··· RECORDED DATA

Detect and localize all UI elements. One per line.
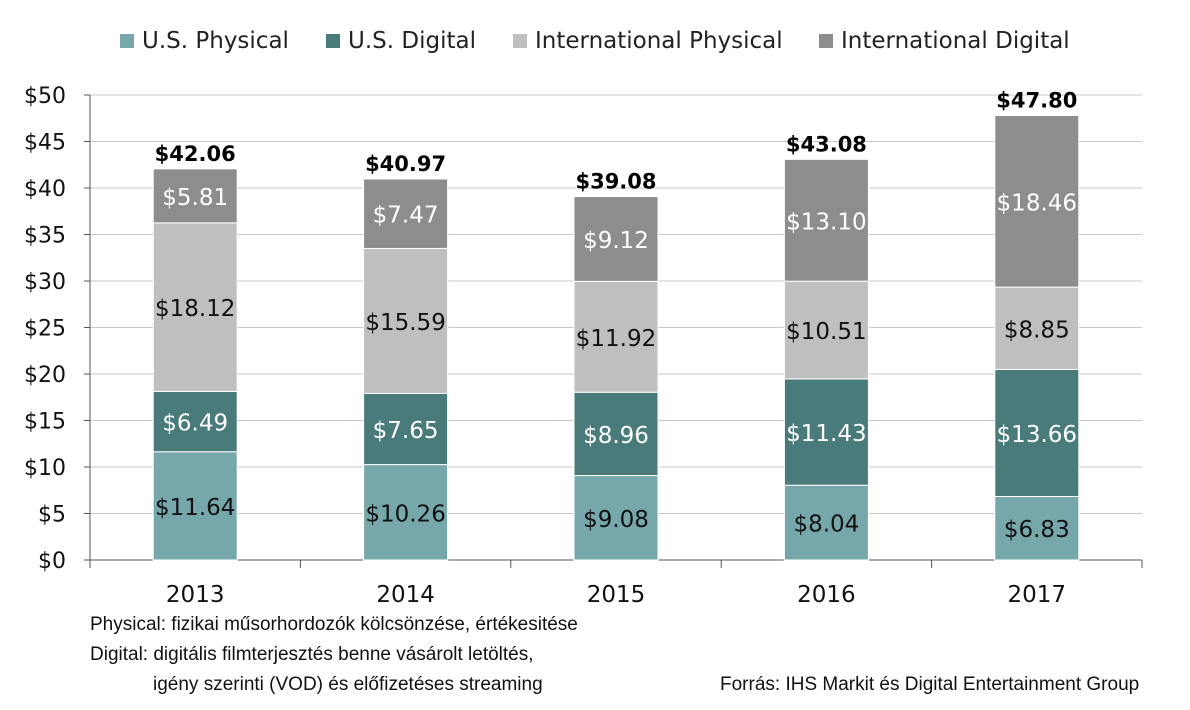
bar-segment bbox=[994, 495, 1080, 561]
total-value-label: $47.80 bbox=[996, 88, 1077, 112]
segment-value-label: $7.47 bbox=[373, 203, 439, 229]
bar-segment bbox=[994, 286, 1080, 370]
stacked-bar-chart: $0 $5 $10 $15 $20 $25 $30 $35 $40 $45 $50 $11.64 $6.… bbox=[24, 84, 1143, 608]
bar-segment bbox=[783, 158, 869, 282]
legend-swatch bbox=[819, 34, 833, 48]
total-value-label: $40.97 bbox=[365, 152, 446, 176]
note-digital-line2: igény szerinti (VOD) és előfizetéses str… bbox=[153, 674, 543, 695]
legend-swatch bbox=[513, 34, 527, 48]
segment-value-label: $6.83 bbox=[1004, 517, 1070, 543]
segment-value-label: $5.81 bbox=[162, 185, 228, 211]
segment-value-label: $9.12 bbox=[583, 228, 649, 254]
segment-value-label: $10.51 bbox=[786, 319, 866, 345]
y-tick-label: $25 bbox=[24, 317, 66, 342]
legend-label: U.S. Digital bbox=[348, 28, 476, 54]
x-tick-label: 2014 bbox=[376, 582, 435, 608]
bar-segment bbox=[363, 464, 449, 561]
bar-segment bbox=[152, 168, 238, 224]
chart-legend: U.S. Physical U.S. Digital International P… bbox=[0, 28, 1190, 64]
bar-segment bbox=[783, 378, 869, 486]
segment-value-label: $13.10 bbox=[786, 209, 866, 235]
y-tick-label: $35 bbox=[24, 224, 66, 249]
segment-value-label: $11.92 bbox=[576, 326, 656, 352]
bar-segment bbox=[363, 247, 449, 394]
bar-segment bbox=[573, 196, 659, 282]
total-value-label: $42.06 bbox=[155, 142, 236, 166]
legend-item: U.S. Digital bbox=[326, 28, 476, 54]
segment-value-label: $6.49 bbox=[162, 411, 228, 437]
y-tick-label: $40 bbox=[24, 177, 66, 202]
y-tick-label: $0 bbox=[38, 549, 66, 574]
bar-segment bbox=[783, 280, 869, 380]
y-tick-label: $30 bbox=[24, 270, 66, 295]
bar-segment bbox=[573, 391, 659, 477]
bar-segment bbox=[573, 475, 659, 561]
note-physical: Physical: fizikai műsorhordozók kölcsönz… bbox=[90, 614, 578, 635]
bar-segment bbox=[783, 484, 869, 561]
bar-segment bbox=[152, 390, 238, 453]
y-tick-label: $20 bbox=[24, 363, 66, 388]
legend-item: International Digital bbox=[819, 28, 1070, 54]
legend-label: International Digital bbox=[841, 28, 1070, 54]
segment-value-label: $7.65 bbox=[373, 418, 439, 444]
total-value-label: $39.08 bbox=[575, 170, 656, 194]
x-tick-label: 2013 bbox=[166, 582, 225, 608]
legend-swatch bbox=[326, 34, 340, 48]
x-tick-label: 2017 bbox=[1008, 582, 1067, 608]
note-digital-line1: Digital: digitális filmterjesztés benne … bbox=[90, 644, 534, 665]
legend-label: International Physical bbox=[535, 28, 783, 54]
legend-swatch bbox=[120, 34, 134, 48]
segment-value-label: $11.43 bbox=[786, 421, 866, 447]
segment-value-label: $15.59 bbox=[365, 310, 445, 336]
y-tick-label: $15 bbox=[24, 410, 66, 435]
segment-value-label: $9.08 bbox=[583, 507, 649, 533]
segment-value-label: $18.46 bbox=[997, 190, 1077, 216]
segment-value-label: $8.04 bbox=[793, 512, 859, 538]
bar-segment bbox=[994, 368, 1080, 497]
x-tick-label: 2016 bbox=[797, 582, 856, 608]
segment-value-label: $13.66 bbox=[997, 422, 1077, 448]
legend-item: U.S. Physical bbox=[120, 28, 289, 54]
segment-value-label: $10.26 bbox=[365, 501, 445, 527]
total-value-label: $43.08 bbox=[786, 132, 867, 156]
legend-label: U.S. Physical bbox=[142, 28, 289, 54]
bar-segment bbox=[152, 451, 238, 561]
source-note: Forrás: IHS Markit és Digital Entertainm… bbox=[720, 674, 1140, 695]
legend-item: International Physical bbox=[513, 28, 783, 54]
x-tick-label: 2015 bbox=[587, 582, 646, 608]
bar-segment bbox=[994, 114, 1080, 288]
y-tick-label: $50 bbox=[24, 84, 66, 109]
segment-value-label: $8.96 bbox=[583, 423, 649, 449]
bar-segment bbox=[363, 392, 449, 466]
y-tick-label: $5 bbox=[38, 503, 66, 528]
segment-value-label: $8.85 bbox=[1004, 317, 1070, 343]
y-tick-label: $10 bbox=[24, 456, 66, 481]
segment-value-label: $11.64 bbox=[155, 495, 235, 521]
y-tick-label: $45 bbox=[24, 131, 66, 156]
segment-value-label: $18.12 bbox=[155, 296, 235, 322]
bar-segment bbox=[363, 178, 449, 249]
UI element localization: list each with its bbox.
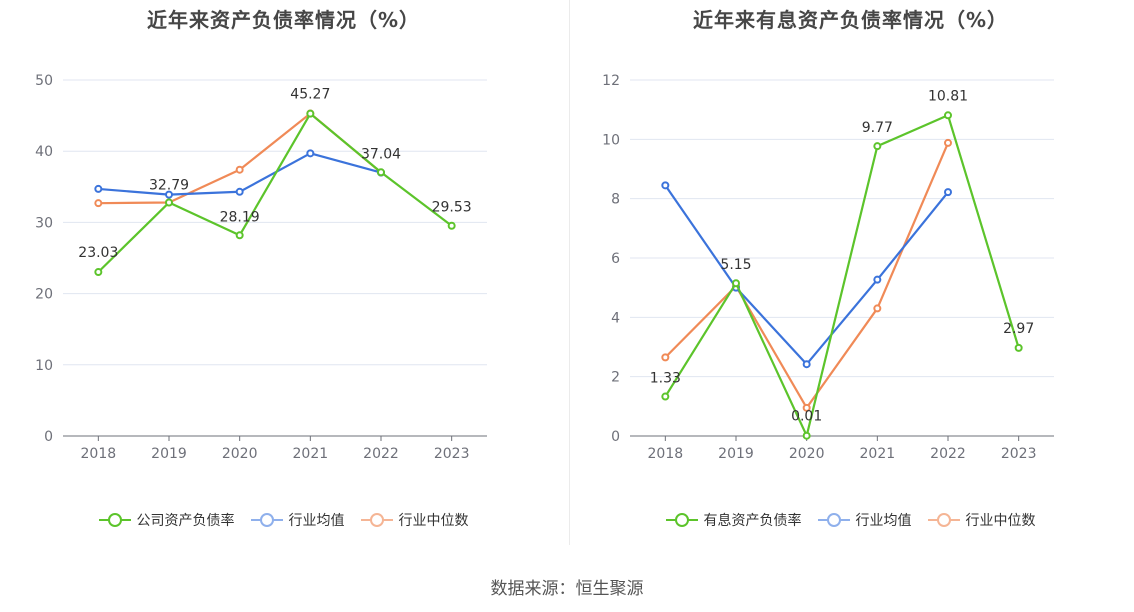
legend-item-industry-mean[interactable]: 行业均值 <box>250 510 345 530</box>
y-tick-label: 40 <box>35 144 53 160</box>
left-chart-panel: 近年来资产负债率情况（%） 0 10 20 30 40 50 2018 2019 2020 202… <box>0 0 567 560</box>
data-point <box>235 165 244 174</box>
data-label: 29.53 <box>432 200 472 216</box>
y-tick-label: 12 <box>602 73 620 89</box>
legend-line-marker-icon <box>98 513 131 527</box>
y-tick-label: 0 <box>44 429 53 445</box>
data-point <box>661 392 670 401</box>
data-point <box>94 184 103 193</box>
legend-line-marker-icon <box>817 513 850 527</box>
data-point <box>94 268 103 277</box>
data-point <box>873 275 882 284</box>
legend-item-company[interactable]: 公司资产负债率 <box>98 510 235 530</box>
debt-ratio-chart: 0 10 20 30 40 50 2018 2019 2020 2021 2022 2023 23.03… <box>35 73 487 462</box>
data-point <box>235 231 244 240</box>
legend-item-industry-median[interactable]: 行业中位数 <box>927 510 1036 530</box>
legend-line-marker-icon <box>665 513 698 527</box>
y-tick-label: 2 <box>611 370 620 386</box>
x-tick-label: 2018 <box>81 446 117 462</box>
x-tick-label: 2018 <box>648 446 684 462</box>
y-tick-label: 0 <box>611 429 620 445</box>
x-tick-label: 2020 <box>789 446 825 462</box>
data-label: 1.33 <box>650 371 681 387</box>
x-tick-label: 2021 <box>293 446 329 462</box>
legend-label: 有息资产负债率 <box>703 513 802 529</box>
legend-line-marker-icon <box>360 513 393 527</box>
legend-label: 行业中位数 <box>398 513 469 529</box>
legend-line-marker-icon <box>250 513 283 527</box>
data-point <box>732 279 740 288</box>
x-tick-label: 2020 <box>222 446 258 462</box>
y-tick-label: 10 <box>602 132 620 148</box>
x-tick-label: 2022 <box>930 446 966 462</box>
x-tick-label: 2019 <box>151 446 187 462</box>
data-point <box>873 304 882 313</box>
y-tick-label: 8 <box>611 192 620 208</box>
y-tick-label: 50 <box>35 73 53 89</box>
data-label: 23.03 <box>78 245 118 261</box>
data-source-note: 数据来源：恒生聚源 <box>490 579 644 599</box>
legend-item-industry-mean[interactable]: 行业均值 <box>817 510 912 530</box>
right-chart-panel: 近年来有息资产负债率情况（%） 0 2 4 6 8 10 12 2018 2019 2020 202… <box>567 0 1134 560</box>
x-tick-label: 2019 <box>718 446 754 462</box>
data-label: 45.27 <box>290 87 330 103</box>
data-label: 2.97 <box>1003 321 1034 337</box>
series-line <box>664 184 949 366</box>
data-label: 10.81 <box>928 88 968 104</box>
data-point <box>944 111 952 120</box>
series-line <box>664 114 1020 437</box>
data-label: 32.79 <box>149 178 189 194</box>
data-point <box>802 403 811 412</box>
y-tick-label: 10 <box>35 358 53 374</box>
data-point <box>873 142 882 151</box>
data-label: 0.01 <box>791 409 822 425</box>
legend-label: 行业均值 <box>855 513 912 529</box>
data-point <box>235 187 244 196</box>
chart-legend: 公司资产负债率 行业均值 行业中位数 <box>0 510 567 530</box>
legend-label: 行业均值 <box>288 513 345 529</box>
y-tick-label: 30 <box>35 215 53 231</box>
data-point <box>165 190 173 199</box>
x-tick-label: 2023 <box>434 446 470 462</box>
data-point <box>94 199 103 208</box>
legend-item-company[interactable]: 有息资产负债率 <box>665 510 802 530</box>
data-label: 9.77 <box>862 120 893 136</box>
data-point <box>165 198 173 207</box>
data-point <box>944 138 952 147</box>
data-point <box>1014 343 1023 352</box>
panel-divider <box>569 0 570 545</box>
chart-title: 近年来有息资产负债率情况（%） <box>692 8 1009 32</box>
data-point <box>306 149 315 158</box>
legend-label: 行业中位数 <box>965 513 1036 529</box>
data-label: 28.19 <box>220 209 260 225</box>
data-point <box>447 221 456 230</box>
data-label: 5.15 <box>720 257 751 273</box>
data-point <box>944 188 952 197</box>
interest-bearing-debt-ratio-chart: 0 2 4 6 8 10 12 2018 2019 2020 2021 2022 2023 1.33 5.1… <box>602 73 1054 462</box>
x-tick-label: 2023 <box>1001 446 1037 462</box>
x-tick-label: 2022 <box>363 446 399 462</box>
data-point <box>661 181 670 190</box>
data-point <box>802 431 811 440</box>
data-point <box>661 353 670 362</box>
data-point <box>306 109 315 118</box>
y-tick-label: 4 <box>611 310 620 326</box>
y-tick-label: 6 <box>611 251 620 267</box>
series-line <box>97 112 453 273</box>
legend-label: 公司资产负债率 <box>136 513 235 529</box>
chart-legend: 有息资产负债率 行业均值 行业中位数 <box>567 510 1134 530</box>
chart-title: 近年来资产负债率情况（%） <box>146 8 421 32</box>
data-point <box>377 168 385 177</box>
data-label: 37.04 <box>361 146 401 162</box>
legend-line-marker-icon <box>927 513 960 527</box>
x-tick-label: 2021 <box>860 446 896 462</box>
data-point <box>802 360 811 369</box>
legend-item-industry-median[interactable]: 行业中位数 <box>360 510 469 530</box>
y-tick-label: 20 <box>35 287 53 303</box>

······

■ **WRITTEN INSTRUCTION**
Render the stretch of the entries above from the line containing "bar-segment bbox=[994, 495, 1080, 561]" through the line containing "segment-value-label: $6.83 bbox=[1004, 517, 1070, 543]" as a Markdown table with the columns No. and Line. Number each row and leave out any blank lines.

■ **ANSWER**
| No. | Line |
|---|---|
| 1 | bar-segment bbox=[994, 495, 1080, 561] |
| 2 | total-value-label: $47.80 bbox=[996, 88, 1077, 112] |
| 3 | segment-value-label: $7.47 bbox=[373, 203, 439, 229] |
| 4 | bar-segment bbox=[994, 286, 1080, 370] |
| 5 | stacked-bar-chart: $0 $5 $10 $15 $20 $25 $30 $35 $40 $45 $50 $11.64 $6.… bbox=[24, 84, 1143, 608] |
| 6 | bar-segment bbox=[783, 158, 869, 282] |
| 7 | legend-swatch bbox=[819, 34, 833, 48] |
| 8 | total-value-label: $40.97 bbox=[365, 152, 446, 176] |
| 9 | note-digital-line2: igény szerinti (VOD) és előfizetéses str… bbox=[153, 674, 543, 695] |
| 10 | legend-swatch bbox=[513, 34, 527, 48] |
| 11 | segment-value-label: $6.83 bbox=[1004, 517, 1070, 543] |